> _EXERCISE DETAILS_:
All lines featuring the string "Держав" are to be listed.

> _EXERCISE INPUT_:
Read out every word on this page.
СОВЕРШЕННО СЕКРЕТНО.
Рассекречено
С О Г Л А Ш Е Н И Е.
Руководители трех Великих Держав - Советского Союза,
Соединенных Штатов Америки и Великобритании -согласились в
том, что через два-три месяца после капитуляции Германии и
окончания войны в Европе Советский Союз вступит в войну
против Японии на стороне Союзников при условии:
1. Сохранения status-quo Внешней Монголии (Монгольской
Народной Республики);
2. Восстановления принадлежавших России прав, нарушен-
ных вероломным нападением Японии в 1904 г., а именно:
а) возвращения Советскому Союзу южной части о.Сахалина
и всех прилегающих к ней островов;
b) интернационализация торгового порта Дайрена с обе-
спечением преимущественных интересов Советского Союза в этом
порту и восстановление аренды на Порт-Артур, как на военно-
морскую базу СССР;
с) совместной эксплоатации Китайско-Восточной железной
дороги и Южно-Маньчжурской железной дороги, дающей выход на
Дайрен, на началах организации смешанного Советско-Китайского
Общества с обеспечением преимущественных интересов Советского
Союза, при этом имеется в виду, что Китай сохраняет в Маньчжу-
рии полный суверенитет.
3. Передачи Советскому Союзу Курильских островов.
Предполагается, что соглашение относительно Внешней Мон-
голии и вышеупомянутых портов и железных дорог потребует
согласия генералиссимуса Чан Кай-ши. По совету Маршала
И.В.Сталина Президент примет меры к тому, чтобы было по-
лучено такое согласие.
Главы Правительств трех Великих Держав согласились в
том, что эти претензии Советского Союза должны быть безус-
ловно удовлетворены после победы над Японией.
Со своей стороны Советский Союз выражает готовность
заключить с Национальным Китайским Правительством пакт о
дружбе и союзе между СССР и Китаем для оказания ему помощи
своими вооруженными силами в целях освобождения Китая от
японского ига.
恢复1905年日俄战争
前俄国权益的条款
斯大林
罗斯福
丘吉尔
...
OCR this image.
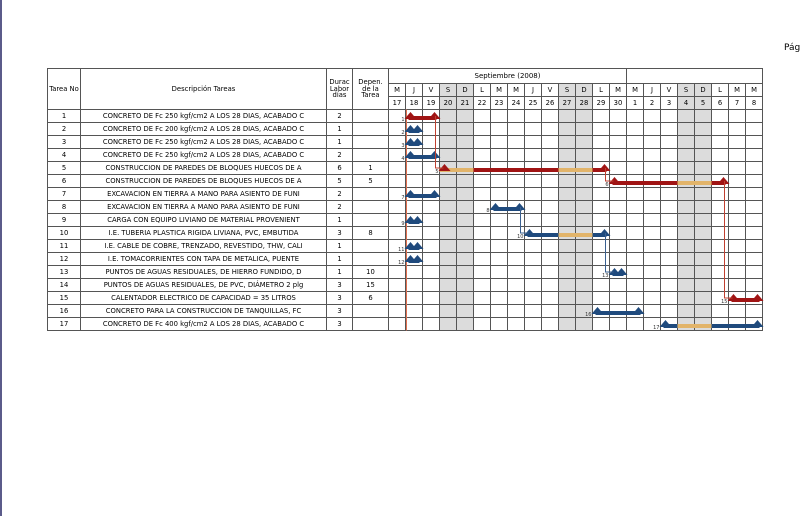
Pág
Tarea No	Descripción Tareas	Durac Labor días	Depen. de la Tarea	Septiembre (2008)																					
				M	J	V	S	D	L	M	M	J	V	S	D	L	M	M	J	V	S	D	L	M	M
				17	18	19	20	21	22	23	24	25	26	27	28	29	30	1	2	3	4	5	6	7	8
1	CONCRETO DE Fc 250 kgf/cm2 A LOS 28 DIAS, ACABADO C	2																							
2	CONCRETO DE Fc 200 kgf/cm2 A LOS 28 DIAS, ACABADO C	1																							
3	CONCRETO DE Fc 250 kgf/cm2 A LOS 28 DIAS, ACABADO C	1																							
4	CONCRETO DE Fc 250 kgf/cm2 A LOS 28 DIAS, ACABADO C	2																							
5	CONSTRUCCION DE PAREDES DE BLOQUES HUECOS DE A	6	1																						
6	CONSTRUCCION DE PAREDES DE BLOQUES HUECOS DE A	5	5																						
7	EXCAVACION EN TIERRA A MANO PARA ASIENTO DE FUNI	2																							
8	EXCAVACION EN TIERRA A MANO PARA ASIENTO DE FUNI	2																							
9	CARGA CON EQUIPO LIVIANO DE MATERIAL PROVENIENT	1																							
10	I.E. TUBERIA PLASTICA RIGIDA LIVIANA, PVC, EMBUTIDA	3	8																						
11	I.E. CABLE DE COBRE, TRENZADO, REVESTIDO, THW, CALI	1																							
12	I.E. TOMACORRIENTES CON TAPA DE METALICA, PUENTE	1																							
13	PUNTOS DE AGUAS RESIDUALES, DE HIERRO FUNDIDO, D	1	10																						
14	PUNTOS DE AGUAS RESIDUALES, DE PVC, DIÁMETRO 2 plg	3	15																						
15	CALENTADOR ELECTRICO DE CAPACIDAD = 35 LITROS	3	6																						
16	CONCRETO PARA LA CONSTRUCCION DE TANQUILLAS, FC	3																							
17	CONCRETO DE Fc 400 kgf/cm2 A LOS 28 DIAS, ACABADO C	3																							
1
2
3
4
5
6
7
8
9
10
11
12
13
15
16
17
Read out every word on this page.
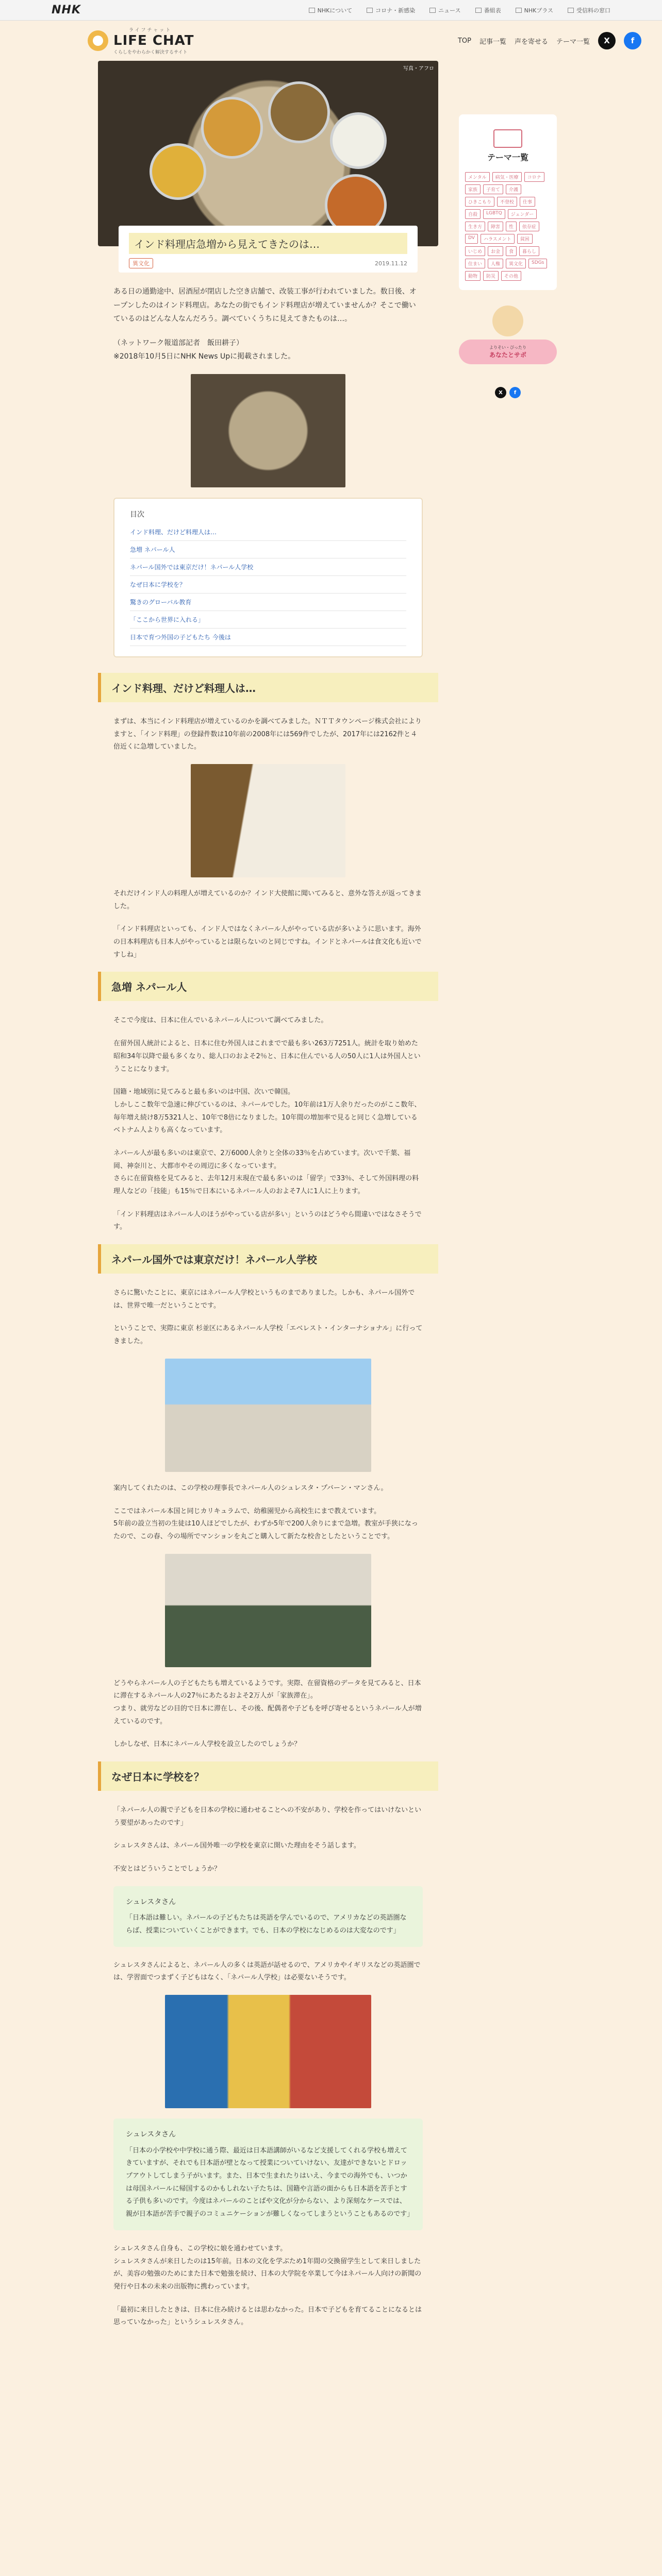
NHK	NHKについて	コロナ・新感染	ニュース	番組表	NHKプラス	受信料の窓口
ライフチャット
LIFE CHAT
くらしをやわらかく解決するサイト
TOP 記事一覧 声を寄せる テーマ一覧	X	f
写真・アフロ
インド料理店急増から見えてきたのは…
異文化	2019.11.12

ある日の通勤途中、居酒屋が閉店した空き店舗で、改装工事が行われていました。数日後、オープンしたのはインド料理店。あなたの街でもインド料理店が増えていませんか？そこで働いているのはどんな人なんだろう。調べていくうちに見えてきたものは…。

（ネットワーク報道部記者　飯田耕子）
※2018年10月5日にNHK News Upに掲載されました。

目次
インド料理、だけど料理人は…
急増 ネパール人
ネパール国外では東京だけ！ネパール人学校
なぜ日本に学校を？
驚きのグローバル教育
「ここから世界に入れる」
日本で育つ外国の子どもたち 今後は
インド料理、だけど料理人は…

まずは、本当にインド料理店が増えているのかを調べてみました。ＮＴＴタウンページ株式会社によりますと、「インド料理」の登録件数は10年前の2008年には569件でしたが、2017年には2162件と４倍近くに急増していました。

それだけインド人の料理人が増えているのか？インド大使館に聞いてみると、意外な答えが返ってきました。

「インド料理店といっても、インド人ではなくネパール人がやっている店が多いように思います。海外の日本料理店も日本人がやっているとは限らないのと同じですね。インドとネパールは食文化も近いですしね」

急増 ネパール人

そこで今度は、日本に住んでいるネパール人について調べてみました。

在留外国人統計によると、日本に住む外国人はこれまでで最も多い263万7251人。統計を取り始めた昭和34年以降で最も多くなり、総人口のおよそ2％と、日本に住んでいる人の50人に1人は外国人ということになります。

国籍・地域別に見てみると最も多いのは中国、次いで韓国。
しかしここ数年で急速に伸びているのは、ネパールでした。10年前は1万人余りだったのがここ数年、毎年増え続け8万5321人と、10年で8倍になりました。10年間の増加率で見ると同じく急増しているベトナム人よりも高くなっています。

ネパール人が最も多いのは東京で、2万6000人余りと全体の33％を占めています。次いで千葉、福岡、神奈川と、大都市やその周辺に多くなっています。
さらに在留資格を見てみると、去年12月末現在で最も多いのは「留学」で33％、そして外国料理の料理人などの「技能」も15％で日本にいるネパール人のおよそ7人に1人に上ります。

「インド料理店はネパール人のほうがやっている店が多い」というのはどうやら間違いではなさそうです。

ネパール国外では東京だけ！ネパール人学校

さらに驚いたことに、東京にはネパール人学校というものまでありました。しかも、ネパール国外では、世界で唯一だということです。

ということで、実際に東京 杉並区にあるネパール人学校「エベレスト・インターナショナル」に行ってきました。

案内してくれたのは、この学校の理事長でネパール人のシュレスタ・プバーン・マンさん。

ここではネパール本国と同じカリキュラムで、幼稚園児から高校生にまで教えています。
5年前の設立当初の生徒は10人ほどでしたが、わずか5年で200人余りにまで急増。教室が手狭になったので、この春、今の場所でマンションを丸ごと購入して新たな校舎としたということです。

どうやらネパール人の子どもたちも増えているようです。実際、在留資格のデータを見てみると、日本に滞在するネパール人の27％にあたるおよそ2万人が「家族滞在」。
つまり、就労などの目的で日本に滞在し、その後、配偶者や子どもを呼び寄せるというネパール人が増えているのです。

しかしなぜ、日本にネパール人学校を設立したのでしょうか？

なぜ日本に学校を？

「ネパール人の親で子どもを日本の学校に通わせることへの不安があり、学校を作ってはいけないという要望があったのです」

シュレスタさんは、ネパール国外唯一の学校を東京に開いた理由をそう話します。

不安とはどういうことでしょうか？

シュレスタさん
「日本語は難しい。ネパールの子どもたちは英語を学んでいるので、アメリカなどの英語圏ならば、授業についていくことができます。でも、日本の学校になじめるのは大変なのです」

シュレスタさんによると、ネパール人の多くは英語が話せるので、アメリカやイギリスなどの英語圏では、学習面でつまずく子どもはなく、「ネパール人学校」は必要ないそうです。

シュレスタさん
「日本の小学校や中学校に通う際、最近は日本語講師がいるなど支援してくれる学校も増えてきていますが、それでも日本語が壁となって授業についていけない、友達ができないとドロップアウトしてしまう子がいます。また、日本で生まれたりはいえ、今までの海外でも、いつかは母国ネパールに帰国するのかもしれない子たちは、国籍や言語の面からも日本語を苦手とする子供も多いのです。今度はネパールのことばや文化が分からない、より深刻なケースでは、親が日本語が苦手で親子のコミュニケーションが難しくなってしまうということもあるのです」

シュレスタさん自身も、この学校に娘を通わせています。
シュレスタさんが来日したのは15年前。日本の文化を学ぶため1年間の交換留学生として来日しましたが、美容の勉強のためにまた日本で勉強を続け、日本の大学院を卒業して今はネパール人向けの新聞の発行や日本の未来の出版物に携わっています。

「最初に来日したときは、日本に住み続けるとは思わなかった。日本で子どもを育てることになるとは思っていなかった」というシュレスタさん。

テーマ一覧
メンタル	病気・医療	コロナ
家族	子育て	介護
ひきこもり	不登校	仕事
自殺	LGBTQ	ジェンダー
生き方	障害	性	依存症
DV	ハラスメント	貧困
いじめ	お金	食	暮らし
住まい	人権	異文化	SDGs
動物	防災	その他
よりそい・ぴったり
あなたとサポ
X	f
...
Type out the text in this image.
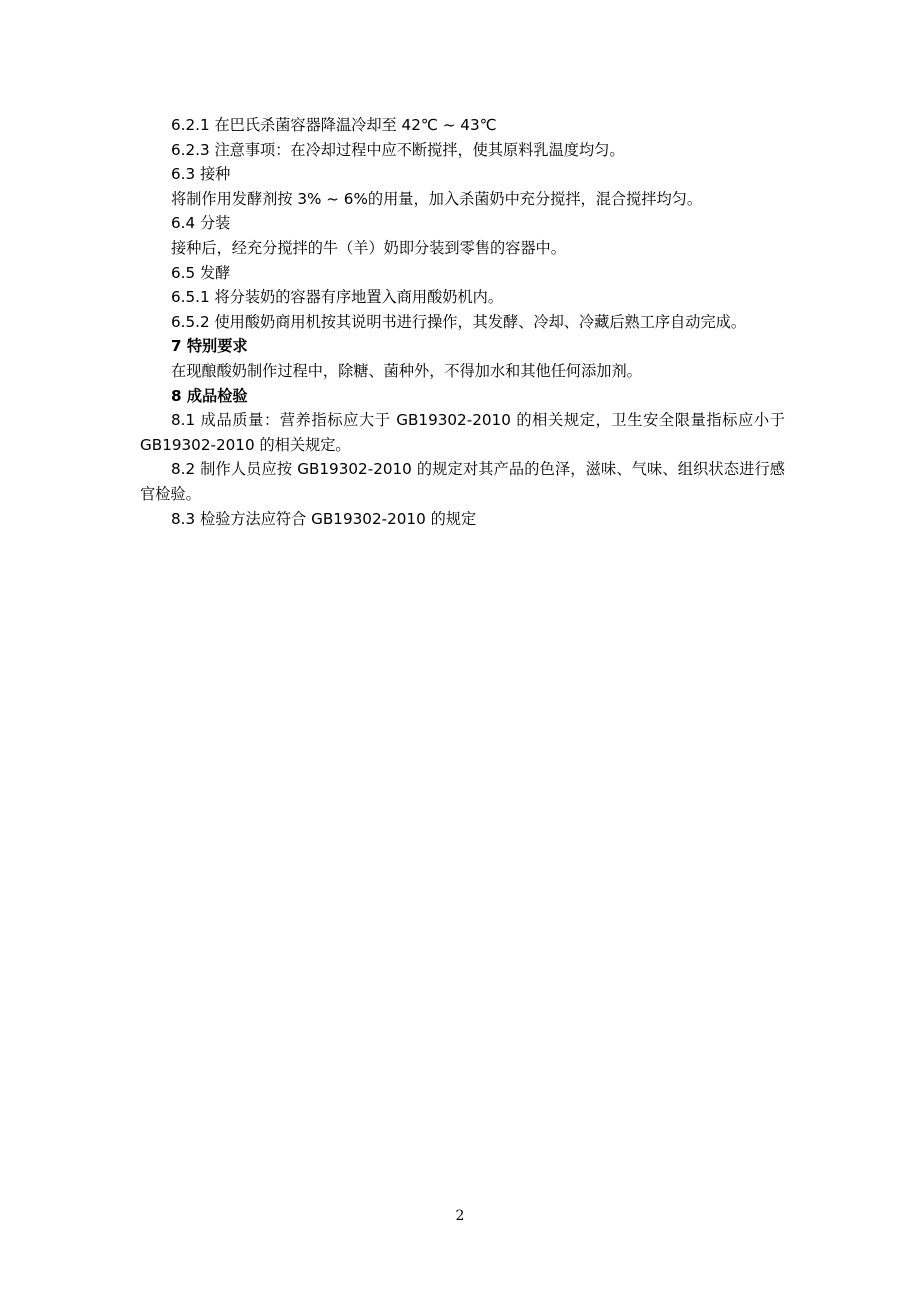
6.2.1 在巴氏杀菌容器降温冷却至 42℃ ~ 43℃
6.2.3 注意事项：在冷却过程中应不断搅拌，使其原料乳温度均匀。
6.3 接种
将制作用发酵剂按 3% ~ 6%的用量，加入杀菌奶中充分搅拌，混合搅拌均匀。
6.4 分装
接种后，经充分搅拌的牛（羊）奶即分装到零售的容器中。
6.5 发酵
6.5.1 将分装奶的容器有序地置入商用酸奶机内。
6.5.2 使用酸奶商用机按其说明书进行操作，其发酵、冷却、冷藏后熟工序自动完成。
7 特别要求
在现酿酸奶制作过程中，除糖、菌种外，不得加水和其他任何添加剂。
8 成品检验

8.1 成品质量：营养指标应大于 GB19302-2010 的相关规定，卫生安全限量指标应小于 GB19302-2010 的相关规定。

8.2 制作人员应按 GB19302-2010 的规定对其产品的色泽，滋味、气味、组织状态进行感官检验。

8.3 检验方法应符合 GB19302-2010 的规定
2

> _THE SOLUTION_:
Руководители трех Великих Держав - Советского Союза,
Главы Правительств трех Великих Держав согласились в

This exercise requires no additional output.